**Goal of the exercise**
Identify each line holding the string "instance" and copy it.

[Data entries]
┄┄┄┄┄┄
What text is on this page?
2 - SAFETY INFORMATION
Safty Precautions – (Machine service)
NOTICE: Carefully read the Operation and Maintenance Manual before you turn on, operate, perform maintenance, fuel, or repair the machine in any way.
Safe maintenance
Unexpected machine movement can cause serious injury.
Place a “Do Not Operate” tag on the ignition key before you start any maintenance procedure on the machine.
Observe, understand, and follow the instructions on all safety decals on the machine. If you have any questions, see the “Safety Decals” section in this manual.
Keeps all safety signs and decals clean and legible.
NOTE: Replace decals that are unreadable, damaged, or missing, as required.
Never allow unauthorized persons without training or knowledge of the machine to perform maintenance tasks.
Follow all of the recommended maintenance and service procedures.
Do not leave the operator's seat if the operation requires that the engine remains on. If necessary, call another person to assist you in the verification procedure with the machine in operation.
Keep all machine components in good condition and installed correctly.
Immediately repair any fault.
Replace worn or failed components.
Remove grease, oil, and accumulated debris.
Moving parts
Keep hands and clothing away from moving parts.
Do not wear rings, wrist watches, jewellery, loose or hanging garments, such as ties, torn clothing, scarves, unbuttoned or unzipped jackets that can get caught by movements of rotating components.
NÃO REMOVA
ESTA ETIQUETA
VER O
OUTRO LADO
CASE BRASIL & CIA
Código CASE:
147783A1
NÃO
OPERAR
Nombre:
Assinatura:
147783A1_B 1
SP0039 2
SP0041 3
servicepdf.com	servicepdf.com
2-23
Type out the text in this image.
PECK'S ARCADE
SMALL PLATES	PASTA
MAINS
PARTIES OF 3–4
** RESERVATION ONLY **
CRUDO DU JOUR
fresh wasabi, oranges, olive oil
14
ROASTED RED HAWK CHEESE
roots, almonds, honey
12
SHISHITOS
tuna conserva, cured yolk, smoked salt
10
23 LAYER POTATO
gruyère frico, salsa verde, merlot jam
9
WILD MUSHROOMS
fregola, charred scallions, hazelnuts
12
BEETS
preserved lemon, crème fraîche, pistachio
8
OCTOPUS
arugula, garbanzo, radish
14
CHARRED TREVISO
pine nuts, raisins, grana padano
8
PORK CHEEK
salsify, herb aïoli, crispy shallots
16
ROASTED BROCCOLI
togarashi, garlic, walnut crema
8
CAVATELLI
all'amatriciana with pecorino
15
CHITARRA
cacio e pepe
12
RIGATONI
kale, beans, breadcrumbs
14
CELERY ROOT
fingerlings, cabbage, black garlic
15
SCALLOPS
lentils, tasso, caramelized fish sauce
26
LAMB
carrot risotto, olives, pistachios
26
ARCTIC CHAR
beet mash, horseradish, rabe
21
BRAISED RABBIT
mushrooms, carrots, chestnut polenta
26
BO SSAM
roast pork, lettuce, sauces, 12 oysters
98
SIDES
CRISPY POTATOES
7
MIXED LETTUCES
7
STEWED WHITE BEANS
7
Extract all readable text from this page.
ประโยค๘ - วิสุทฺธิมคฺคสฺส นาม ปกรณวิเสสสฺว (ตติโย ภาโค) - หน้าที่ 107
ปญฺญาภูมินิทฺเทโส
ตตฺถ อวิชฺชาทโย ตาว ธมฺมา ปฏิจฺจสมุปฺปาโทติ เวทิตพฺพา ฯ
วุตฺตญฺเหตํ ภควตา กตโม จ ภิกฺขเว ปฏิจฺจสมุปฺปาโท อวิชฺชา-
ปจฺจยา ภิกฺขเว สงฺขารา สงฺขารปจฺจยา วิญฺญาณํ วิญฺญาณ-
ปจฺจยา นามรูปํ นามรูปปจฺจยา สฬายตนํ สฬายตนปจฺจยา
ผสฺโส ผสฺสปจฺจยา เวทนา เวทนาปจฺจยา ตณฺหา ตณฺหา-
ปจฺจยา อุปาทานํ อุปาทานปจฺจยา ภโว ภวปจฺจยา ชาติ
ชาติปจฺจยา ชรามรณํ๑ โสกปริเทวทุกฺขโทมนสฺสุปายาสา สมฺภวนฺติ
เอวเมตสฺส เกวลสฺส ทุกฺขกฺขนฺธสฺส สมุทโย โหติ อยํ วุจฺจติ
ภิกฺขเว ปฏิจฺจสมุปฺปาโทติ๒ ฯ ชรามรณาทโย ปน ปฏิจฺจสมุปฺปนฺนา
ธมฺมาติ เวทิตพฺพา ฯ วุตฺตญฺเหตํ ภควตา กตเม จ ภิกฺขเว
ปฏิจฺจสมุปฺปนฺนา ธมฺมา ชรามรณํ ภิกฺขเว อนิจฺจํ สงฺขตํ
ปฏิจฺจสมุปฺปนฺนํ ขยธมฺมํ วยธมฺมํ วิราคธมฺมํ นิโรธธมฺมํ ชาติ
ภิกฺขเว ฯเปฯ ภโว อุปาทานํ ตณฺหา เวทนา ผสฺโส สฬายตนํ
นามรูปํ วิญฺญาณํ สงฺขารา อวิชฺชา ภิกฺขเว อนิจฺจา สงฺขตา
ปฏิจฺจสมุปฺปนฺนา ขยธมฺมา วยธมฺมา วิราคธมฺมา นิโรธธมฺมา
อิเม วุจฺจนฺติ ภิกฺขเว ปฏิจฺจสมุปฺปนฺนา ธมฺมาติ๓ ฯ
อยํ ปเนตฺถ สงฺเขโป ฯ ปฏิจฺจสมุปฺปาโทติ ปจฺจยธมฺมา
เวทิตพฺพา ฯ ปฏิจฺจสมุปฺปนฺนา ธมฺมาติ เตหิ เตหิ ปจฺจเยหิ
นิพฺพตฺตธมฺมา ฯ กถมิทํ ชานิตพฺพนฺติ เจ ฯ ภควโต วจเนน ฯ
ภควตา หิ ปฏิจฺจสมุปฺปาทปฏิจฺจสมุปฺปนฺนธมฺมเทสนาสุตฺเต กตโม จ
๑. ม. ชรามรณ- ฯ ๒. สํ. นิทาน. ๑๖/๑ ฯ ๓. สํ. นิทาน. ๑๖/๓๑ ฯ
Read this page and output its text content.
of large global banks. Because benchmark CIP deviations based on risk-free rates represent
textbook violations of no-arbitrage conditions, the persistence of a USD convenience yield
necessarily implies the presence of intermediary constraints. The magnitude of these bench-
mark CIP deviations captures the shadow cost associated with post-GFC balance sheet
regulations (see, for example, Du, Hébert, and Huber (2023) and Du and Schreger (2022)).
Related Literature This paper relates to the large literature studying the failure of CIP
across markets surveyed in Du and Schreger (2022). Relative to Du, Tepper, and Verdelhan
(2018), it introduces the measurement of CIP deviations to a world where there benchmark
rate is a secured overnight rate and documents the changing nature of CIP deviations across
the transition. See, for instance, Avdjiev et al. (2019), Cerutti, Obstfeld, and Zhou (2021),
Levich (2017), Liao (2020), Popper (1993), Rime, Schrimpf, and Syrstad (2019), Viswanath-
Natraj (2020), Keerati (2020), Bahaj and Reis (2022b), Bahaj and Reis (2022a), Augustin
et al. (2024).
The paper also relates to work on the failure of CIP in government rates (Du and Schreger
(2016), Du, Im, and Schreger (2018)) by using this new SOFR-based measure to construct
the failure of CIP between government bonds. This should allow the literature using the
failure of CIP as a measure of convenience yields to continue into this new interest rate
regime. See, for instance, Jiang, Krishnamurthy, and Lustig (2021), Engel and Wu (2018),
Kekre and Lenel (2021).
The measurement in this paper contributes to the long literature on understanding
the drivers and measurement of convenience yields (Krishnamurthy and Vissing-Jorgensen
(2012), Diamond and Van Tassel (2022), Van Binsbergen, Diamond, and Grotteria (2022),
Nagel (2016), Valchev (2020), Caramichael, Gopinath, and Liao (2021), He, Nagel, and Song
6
┄┄┄┄┄┄
**Complete output**
the transition. See, for instance, Avdjiev et al. (2019), Cerutti, Obstfeld, and Zhou (2021),
regime. See, for instance, Jiang, Krishnamurthy, and Lustig (2021), Engel and Wu (2018),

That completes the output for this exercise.